=== The data ===
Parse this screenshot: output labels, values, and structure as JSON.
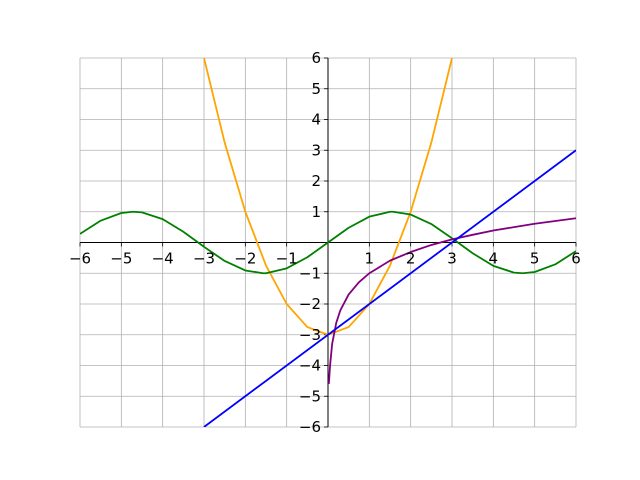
{
  "chart_data": {
    "type": "line",
    "title": "",
    "xlabel": "",
    "ylabel": "",
    "xlim": [
      -6,
      6
    ],
    "ylim": [
      -6,
      6
    ],
    "grid": true,
    "axes_through_origin": true,
    "x_ticks": [
      -6,
      -5,
      -4,
      -3,
      -2,
      -1,
      0,
      1,
      2,
      3,
      4,
      5,
      6
    ],
    "y_ticks": [
      -6,
      -5,
      -4,
      -3,
      -2,
      -1,
      0,
      1,
      2,
      3,
      4,
      5,
      6
    ],
    "x_tick_labels": [
      "−6",
      "−5",
      "−4",
      "−3",
      "−2",
      "−1",
      "",
      "1",
      "2",
      "3",
      "4",
      "5",
      "6"
    ],
    "y_tick_labels": [
      "−6",
      "−5",
      "−4",
      "−3",
      "−2",
      "−1",
      "",
      "1",
      "2",
      "3",
      "4",
      "5",
      "6"
    ],
    "series": [
      {
        "color": "#ffa500",
        "x": [
          -3,
          -2.5,
          -2,
          -1.5,
          -1,
          -0.5,
          0,
          0.5,
          1,
          1.5,
          2,
          2.5,
          3
        ],
        "y": [
          6,
          3.25,
          1,
          -0.75,
          -2,
          -2.75,
          -3,
          -2.75,
          -2,
          -0.75,
          1,
          3.25,
          6
        ]
      },
      {
        "color": "#008000",
        "x": [
          -6,
          -5.5,
          -5,
          -4.712,
          -4.5,
          -4,
          -3.5,
          -3.142,
          -3,
          -2.5,
          -2,
          -1.571,
          -1.5,
          -1,
          -0.5,
          0,
          0.5,
          1,
          1.5,
          1.571,
          2,
          2.5,
          3,
          3.142,
          3.5,
          4,
          4.5,
          4.712,
          5,
          5.5,
          6
        ],
        "y": [
          0.28,
          0.71,
          0.96,
          1,
          0.98,
          0.76,
          0.35,
          0,
          -0.14,
          -0.6,
          -0.91,
          -1,
          -1,
          -0.84,
          -0.48,
          0,
          0.48,
          0.84,
          1,
          1,
          0.91,
          0.6,
          0.14,
          0,
          -0.35,
          -0.76,
          -0.98,
          -1,
          -0.96,
          -0.71,
          -0.28
        ]
      },
      {
        "color": "#800080",
        "x": [
          0.02,
          0.05,
          0.1,
          0.2,
          0.3,
          0.5,
          0.75,
          1,
          1.5,
          2,
          2.5,
          3,
          3.5,
          4,
          4.5,
          5,
          5.5,
          6
        ],
        "y": [
          -4.6,
          -4,
          -3.3,
          -2.61,
          -2.2,
          -1.69,
          -1.29,
          -1,
          -0.59,
          -0.31,
          -0.08,
          0.1,
          0.25,
          0.39,
          0.5,
          0.61,
          0.7,
          0.79
        ]
      },
      {
        "color": "#0000ff",
        "x": [
          -3,
          6
        ],
        "y": [
          -6,
          3
        ]
      }
    ]
  }
}
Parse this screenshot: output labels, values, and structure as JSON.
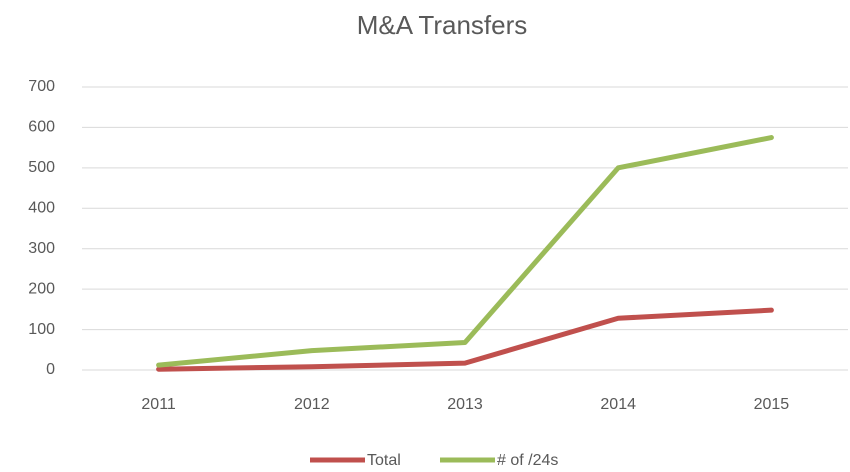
{
  "chart_data": {
    "type": "line",
    "title": "M&A Transfers",
    "categories": [
      "2011",
      "2012",
      "2013",
      "2014",
      "2015"
    ],
    "series": [
      {
        "name": "Total",
        "color": "#c0504d",
        "values": [
          2,
          8,
          17,
          128,
          148
        ]
      },
      {
        "name": "# of /24s",
        "color": "#9bbb59",
        "values": [
          12,
          48,
          68,
          500,
          575
        ]
      }
    ],
    "ylim": [
      0,
      700
    ],
    "yticks": [
      0,
      100,
      200,
      300,
      400,
      500,
      600,
      700
    ],
    "grid": true,
    "legend": "bottom"
  }
}
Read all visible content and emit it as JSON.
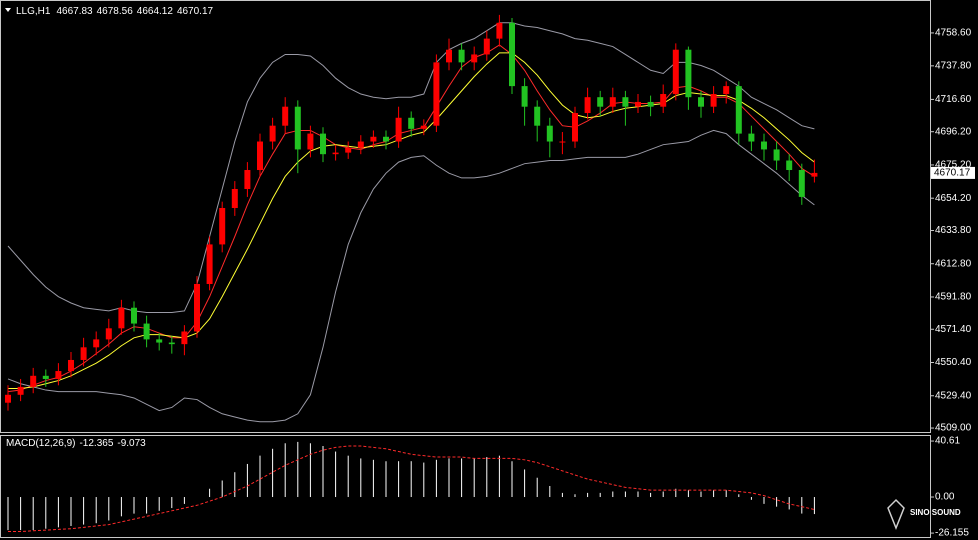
{
  "chart_data": [
    {
      "type": "candlestick",
      "symbol": "LLG,H1",
      "header_ohlc": [
        4667.83,
        4678.56,
        4664.12,
        4670.17
      ],
      "up_color": "#ff0000",
      "down_color": "#22c322",
      "open": [
        4525,
        4530,
        4535,
        4542,
        4540,
        4545,
        4552,
        4560,
        4565,
        4572,
        4585,
        4575,
        4565,
        4563,
        4562,
        4570,
        4600,
        4625,
        4648,
        4660,
        4672,
        4690,
        4700,
        4712,
        4685,
        4695,
        4682,
        4683,
        4686,
        4690,
        4693,
        4690,
        4705,
        4698,
        4700,
        4740,
        4748,
        4740,
        4745,
        4755,
        4765,
        4725,
        4712,
        4700,
        4690,
        4690,
        4708,
        4718,
        4712,
        4718,
        4712,
        4715,
        4712,
        4720,
        4748,
        4718,
        4712,
        4720,
        4725,
        4695,
        4690,
        4685,
        4678,
        4672,
        4667.83
      ],
      "high": [
        4536,
        4540,
        4547,
        4546,
        4550,
        4557,
        4566,
        4570,
        4578,
        4590,
        4589,
        4580,
        4569,
        4567,
        4574,
        4605,
        4630,
        4652,
        4665,
        4677,
        4695,
        4705,
        4718,
        4716,
        4700,
        4699,
        4688,
        4690,
        4694,
        4697,
        4697,
        4712,
        4709,
        4704,
        4745,
        4755,
        4752,
        4750,
        4760,
        4770,
        4768,
        4730,
        4716,
        4705,
        4696,
        4712,
        4724,
        4722,
        4724,
        4722,
        4720,
        4719,
        4726,
        4752,
        4750,
        4722,
        4725,
        4728,
        4728,
        4700,
        4695,
        4690,
        4682,
        4676,
        4678.56
      ],
      "low": [
        4520,
        4526,
        4531,
        4535,
        4536,
        4541,
        4548,
        4555,
        4560,
        4568,
        4570,
        4560,
        4558,
        4556,
        4555,
        4566,
        4596,
        4620,
        4643,
        4655,
        4668,
        4685,
        4695,
        4670,
        4680,
        4677,
        4678,
        4679,
        4682,
        4686,
        4685,
        4686,
        4693,
        4694,
        4696,
        4735,
        4735,
        4735,
        4741,
        4750,
        4720,
        4700,
        4690,
        4680,
        4682,
        4686,
        4704,
        4706,
        4708,
        4700,
        4708,
        4706,
        4708,
        4716,
        4710,
        4705,
        4708,
        4714,
        4688,
        4684,
        4678,
        4672,
        4665,
        4650,
        4664.12
      ],
      "close": [
        4530,
        4535,
        4542,
        4540,
        4545,
        4552,
        4560,
        4565,
        4572,
        4585,
        4575,
        4565,
        4563,
        4562,
        4570,
        4600,
        4625,
        4648,
        4660,
        4672,
        4690,
        4700,
        4712,
        4685,
        4695,
        4682,
        4683,
        4686,
        4690,
        4693,
        4690,
        4705,
        4698,
        4700,
        4740,
        4748,
        4740,
        4745,
        4755,
        4765,
        4725,
        4712,
        4700,
        4690,
        4690,
        4708,
        4718,
        4712,
        4718,
        4712,
        4715,
        4712,
        4720,
        4748,
        4718,
        4712,
        4720,
        4725,
        4695,
        4690,
        4685,
        4678,
        4672,
        4655,
        4670.17
      ],
      "lines": [
        {
          "color": "#9a9aa6",
          "values": [
            4624,
            4615,
            4606,
            4598,
            4592,
            4588,
            4585,
            4584,
            4583,
            4585,
            4583,
            4582,
            4582,
            4582,
            4583,
            4600,
            4630,
            4660,
            4690,
            4715,
            4730,
            4740,
            4745,
            4745,
            4744,
            4738,
            4730,
            4724,
            4720,
            4718,
            4717,
            4718,
            4718,
            4720,
            4740,
            4748,
            4752,
            4755,
            4760,
            4765,
            4765,
            4763,
            4762,
            4760,
            4758,
            4755,
            4754,
            4752,
            4750,
            4745,
            4740,
            4735,
            4733,
            4740,
            4740,
            4738,
            4735,
            4730,
            4725,
            4718,
            4714,
            4710,
            4705,
            4700,
            4698
          ]
        },
        {
          "color": "#9a9aa6",
          "values": [
            4540,
            4537,
            4535,
            4533,
            4532,
            4532,
            4532,
            4532,
            4531,
            4530,
            4528,
            4524,
            4520,
            4522,
            4528,
            4527,
            4522,
            4518,
            4516,
            4514,
            4513,
            4513,
            4514,
            4518,
            4530,
            4560,
            4595,
            4625,
            4645,
            4660,
            4670,
            4677,
            4680,
            4681,
            4675,
            4670,
            4667,
            4667,
            4668,
            4670,
            4673,
            4676,
            4677,
            4678,
            4678,
            4679,
            4680,
            4680,
            4680,
            4680,
            4682,
            4685,
            4688,
            4689,
            4690,
            4694,
            4697,
            4695,
            4688,
            4682,
            4676,
            4670,
            4663,
            4656,
            4650
          ]
        },
        {
          "color": "#ff2a2a",
          "values": [
            4532,
            4533,
            4536,
            4539,
            4541,
            4545,
            4550,
            4556,
            4562,
            4569,
            4573,
            4572,
            4569,
            4566,
            4566,
            4576,
            4592,
            4611,
            4630,
            4650,
            4668,
            4682,
            4695,
            4697,
            4697,
            4693,
            4688,
            4686,
            4685,
            4688,
            4690,
            4695,
            4697,
            4699,
            4712,
            4725,
            4737,
            4743,
            4746,
            4751,
            4745,
            4735,
            4722,
            4710,
            4700,
            4699,
            4703,
            4708,
            4714,
            4715,
            4714,
            4714,
            4715,
            4724,
            4725,
            4722,
            4718,
            4718,
            4714,
            4706,
            4698,
            4690,
            4682,
            4673,
            4668
          ]
        },
        {
          "color": "#ffff33",
          "values": [
            4534,
            4534,
            4535,
            4537,
            4539,
            4542,
            4546,
            4550,
            4555,
            4561,
            4566,
            4568,
            4568,
            4567,
            4566,
            4569,
            4578,
            4592,
            4607,
            4622,
            4638,
            4654,
            4668,
            4677,
            4684,
            4687,
            4688,
            4687,
            4686,
            4687,
            4688,
            4691,
            4694,
            4696,
            4704,
            4713,
            4722,
            4731,
            4739,
            4746,
            4746,
            4740,
            4732,
            4722,
            4713,
            4707,
            4705,
            4706,
            4709,
            4711,
            4712,
            4713,
            4714,
            4719,
            4721,
            4720,
            4719,
            4719,
            4716,
            4711,
            4705,
            4698,
            4691,
            4683,
            4677
          ]
        }
      ],
      "ylim": [
        4506.5,
        4779.4
      ],
      "yticks": [
        {
          "value": 4758.6,
          "label": "4758.60"
        },
        {
          "value": 4737.8,
          "label": "4737.80"
        },
        {
          "value": 4716.6,
          "label": "4716.60"
        },
        {
          "value": 4696.2,
          "label": "4696.20"
        },
        {
          "value": 4675.2,
          "label": "4675.20"
        },
        {
          "value": 4654.2,
          "label": "4654.20"
        },
        {
          "value": 4633.8,
          "label": "4633.80"
        },
        {
          "value": 4612.8,
          "label": "4612.80"
        },
        {
          "value": 4591.8,
          "label": "4591.80"
        },
        {
          "value": 4571.4,
          "label": "4571.40"
        },
        {
          "value": 4550.4,
          "label": "4550.40"
        },
        {
          "value": 4529.4,
          "label": "4529.40"
        },
        {
          "value": 4509,
          "label": "4509.00"
        }
      ]
    },
    {
      "type": "macd",
      "title": "MACD(12,26,9)",
      "title_values": [
        -12.365,
        -9.073
      ],
      "color": "#ffffff",
      "values": [
        -24,
        -24,
        -24,
        -23,
        -22,
        -21,
        -20,
        -19,
        -17,
        -14,
        -12,
        -12,
        -10,
        -8,
        -5,
        0,
        6,
        12,
        18,
        24,
        30,
        35,
        39,
        40,
        39,
        37,
        33,
        30,
        28,
        27,
        26,
        26,
        26,
        25,
        27,
        28,
        28,
        28,
        29,
        30,
        26,
        20,
        14,
        8,
        3,
        2,
        3,
        3,
        4,
        4,
        4,
        3,
        4,
        6,
        5,
        4,
        5,
        5,
        2,
        -2,
        -5,
        -7,
        -9,
        -12,
        -12.365
      ],
      "signal": {
        "color": "#ff2a2a",
        "values": [
          -25,
          -25,
          -24.5,
          -24,
          -23.5,
          -23,
          -22,
          -21,
          -20,
          -18,
          -16,
          -14,
          -12,
          -10,
          -8,
          -6,
          -3,
          0,
          4,
          8,
          13,
          18,
          23,
          27,
          31,
          34,
          36,
          37,
          37,
          36,
          35,
          33,
          31,
          30,
          29,
          29,
          29,
          28,
          28,
          28,
          28,
          27,
          25,
          22,
          19,
          16,
          13,
          11,
          9,
          7,
          6,
          5,
          5,
          5,
          5,
          5,
          5,
          5,
          4,
          3,
          1,
          -2,
          -5,
          -7,
          -9.073
        ]
      },
      "ylim": [
        -29,
        45
      ],
      "yticks": [
        40.61,
        {
          "value": 0,
          "label": "0.00"
        },
        {
          "value": -26.155,
          "label": "-26.155"
        }
      ]
    }
  ],
  "watermark": "SINO SOUND"
}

=== Written instruction ===
Locate each line with the word "type" and copy it.

=== Result of the exercise ===
    "type": "line",
    "type": "line",
      "type": "candlestick",
      "type": "macd",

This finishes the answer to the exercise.